### Problem requirements
Collect from the data below each line with "also".

### Provided material
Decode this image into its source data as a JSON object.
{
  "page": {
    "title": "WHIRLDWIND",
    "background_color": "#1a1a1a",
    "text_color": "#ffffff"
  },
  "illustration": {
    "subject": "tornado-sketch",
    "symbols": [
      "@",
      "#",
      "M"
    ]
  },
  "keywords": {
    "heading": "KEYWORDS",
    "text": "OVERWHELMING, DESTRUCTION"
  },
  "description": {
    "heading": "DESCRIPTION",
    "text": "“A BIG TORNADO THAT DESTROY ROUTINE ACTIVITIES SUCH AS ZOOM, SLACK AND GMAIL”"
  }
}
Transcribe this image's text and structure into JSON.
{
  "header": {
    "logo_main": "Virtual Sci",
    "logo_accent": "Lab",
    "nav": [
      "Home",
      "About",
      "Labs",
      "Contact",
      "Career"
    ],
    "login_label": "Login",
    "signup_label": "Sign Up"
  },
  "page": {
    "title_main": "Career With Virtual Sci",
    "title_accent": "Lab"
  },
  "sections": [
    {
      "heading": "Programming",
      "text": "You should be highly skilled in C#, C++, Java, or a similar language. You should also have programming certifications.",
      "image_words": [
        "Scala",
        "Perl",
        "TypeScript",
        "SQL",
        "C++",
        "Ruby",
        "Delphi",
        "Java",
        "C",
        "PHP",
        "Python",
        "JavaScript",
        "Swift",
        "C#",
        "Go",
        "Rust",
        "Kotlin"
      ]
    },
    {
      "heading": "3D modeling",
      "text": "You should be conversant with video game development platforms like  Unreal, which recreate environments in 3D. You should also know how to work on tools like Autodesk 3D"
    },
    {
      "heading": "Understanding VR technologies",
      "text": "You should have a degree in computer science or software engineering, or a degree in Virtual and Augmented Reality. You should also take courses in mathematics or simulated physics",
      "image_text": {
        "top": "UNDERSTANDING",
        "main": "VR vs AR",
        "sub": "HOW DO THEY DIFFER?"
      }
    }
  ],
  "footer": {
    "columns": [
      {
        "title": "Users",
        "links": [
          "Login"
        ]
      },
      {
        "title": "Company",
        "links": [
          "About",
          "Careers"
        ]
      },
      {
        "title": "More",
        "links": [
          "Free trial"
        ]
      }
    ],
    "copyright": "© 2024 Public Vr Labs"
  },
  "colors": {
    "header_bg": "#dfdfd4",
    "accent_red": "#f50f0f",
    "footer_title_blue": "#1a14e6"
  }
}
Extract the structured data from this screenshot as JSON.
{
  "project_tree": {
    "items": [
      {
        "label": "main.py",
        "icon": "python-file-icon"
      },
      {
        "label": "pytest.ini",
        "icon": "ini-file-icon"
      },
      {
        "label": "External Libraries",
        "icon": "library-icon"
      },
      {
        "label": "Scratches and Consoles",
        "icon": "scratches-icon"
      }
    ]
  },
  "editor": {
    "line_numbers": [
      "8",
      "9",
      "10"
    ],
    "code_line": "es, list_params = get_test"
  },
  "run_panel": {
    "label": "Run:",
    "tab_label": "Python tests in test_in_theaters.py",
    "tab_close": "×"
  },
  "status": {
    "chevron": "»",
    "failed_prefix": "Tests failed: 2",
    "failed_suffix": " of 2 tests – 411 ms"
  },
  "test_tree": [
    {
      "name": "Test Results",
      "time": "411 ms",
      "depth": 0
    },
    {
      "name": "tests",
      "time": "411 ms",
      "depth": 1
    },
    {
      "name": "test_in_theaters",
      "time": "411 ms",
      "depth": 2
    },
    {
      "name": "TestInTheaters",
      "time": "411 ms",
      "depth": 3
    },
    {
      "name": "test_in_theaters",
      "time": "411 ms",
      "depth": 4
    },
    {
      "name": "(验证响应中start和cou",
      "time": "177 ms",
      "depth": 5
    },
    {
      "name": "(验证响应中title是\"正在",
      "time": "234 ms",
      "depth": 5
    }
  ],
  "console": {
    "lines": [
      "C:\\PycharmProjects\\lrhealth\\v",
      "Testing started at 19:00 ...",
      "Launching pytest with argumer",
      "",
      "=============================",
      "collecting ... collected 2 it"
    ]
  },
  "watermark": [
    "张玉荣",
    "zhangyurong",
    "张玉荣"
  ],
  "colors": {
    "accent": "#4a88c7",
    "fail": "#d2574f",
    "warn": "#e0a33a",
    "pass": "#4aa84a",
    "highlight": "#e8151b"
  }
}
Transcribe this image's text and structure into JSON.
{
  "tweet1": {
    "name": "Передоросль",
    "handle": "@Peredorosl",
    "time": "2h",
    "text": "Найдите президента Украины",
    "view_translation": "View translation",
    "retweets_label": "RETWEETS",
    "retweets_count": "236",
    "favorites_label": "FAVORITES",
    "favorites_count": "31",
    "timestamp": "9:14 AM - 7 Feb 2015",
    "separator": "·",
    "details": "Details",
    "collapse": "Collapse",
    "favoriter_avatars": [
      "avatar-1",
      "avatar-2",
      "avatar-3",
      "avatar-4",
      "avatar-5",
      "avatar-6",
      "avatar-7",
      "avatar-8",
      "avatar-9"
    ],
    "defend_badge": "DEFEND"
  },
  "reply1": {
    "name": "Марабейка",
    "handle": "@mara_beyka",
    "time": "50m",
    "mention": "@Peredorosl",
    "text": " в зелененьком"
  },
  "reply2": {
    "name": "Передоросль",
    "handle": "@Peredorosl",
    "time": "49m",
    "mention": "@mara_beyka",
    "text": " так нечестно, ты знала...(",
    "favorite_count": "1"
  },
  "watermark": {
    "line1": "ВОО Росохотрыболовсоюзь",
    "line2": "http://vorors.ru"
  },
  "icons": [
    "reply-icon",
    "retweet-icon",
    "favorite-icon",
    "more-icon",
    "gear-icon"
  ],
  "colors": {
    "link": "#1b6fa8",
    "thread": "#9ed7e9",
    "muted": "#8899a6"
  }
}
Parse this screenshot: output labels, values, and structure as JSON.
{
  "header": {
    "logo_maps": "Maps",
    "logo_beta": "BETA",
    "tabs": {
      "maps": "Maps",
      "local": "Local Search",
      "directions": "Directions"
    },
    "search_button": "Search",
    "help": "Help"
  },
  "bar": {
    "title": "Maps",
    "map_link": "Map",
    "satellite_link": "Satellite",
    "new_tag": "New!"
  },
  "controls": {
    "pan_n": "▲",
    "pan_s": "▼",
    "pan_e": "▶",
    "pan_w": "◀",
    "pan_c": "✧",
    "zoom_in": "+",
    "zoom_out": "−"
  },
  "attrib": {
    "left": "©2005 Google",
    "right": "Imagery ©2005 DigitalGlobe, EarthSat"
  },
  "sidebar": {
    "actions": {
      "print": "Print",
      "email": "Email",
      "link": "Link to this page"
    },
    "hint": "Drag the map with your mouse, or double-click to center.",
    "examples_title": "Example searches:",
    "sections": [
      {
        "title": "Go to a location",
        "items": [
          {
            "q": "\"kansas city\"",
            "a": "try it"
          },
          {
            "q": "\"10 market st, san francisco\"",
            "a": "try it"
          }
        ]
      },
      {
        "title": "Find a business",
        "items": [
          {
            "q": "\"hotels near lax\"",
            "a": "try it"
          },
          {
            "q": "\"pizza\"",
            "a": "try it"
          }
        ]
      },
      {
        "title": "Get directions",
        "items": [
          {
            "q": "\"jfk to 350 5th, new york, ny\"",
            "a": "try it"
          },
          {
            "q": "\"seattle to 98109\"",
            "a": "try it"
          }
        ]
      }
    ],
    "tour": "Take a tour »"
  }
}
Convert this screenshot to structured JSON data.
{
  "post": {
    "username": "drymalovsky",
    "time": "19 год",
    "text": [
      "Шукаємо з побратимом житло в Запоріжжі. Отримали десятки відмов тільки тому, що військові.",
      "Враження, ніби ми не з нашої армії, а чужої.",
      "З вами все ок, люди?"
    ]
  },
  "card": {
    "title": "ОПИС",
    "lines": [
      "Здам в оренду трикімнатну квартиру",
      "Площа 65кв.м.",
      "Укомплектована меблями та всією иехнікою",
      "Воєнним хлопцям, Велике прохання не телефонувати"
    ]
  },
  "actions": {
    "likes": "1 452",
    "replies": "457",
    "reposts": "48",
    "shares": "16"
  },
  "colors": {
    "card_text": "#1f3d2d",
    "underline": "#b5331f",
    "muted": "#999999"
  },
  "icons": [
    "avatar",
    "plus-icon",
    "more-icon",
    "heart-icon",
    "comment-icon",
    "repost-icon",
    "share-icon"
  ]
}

### Exercise response
      "text": "You should be highly skilled in C#, C++, Java, or a similar language. You should also have programming certifications.",
      "text": "You should be conversant with video game development platforms like  Unreal, which recreate environments in 3D. You should also know how to work on tools like Autodesk 3D"
      "text": "You should have a degree in computer science or software engineering, or a degree in Virtual and Augmented Reality. You should also take courses in mathematics or simulated physics",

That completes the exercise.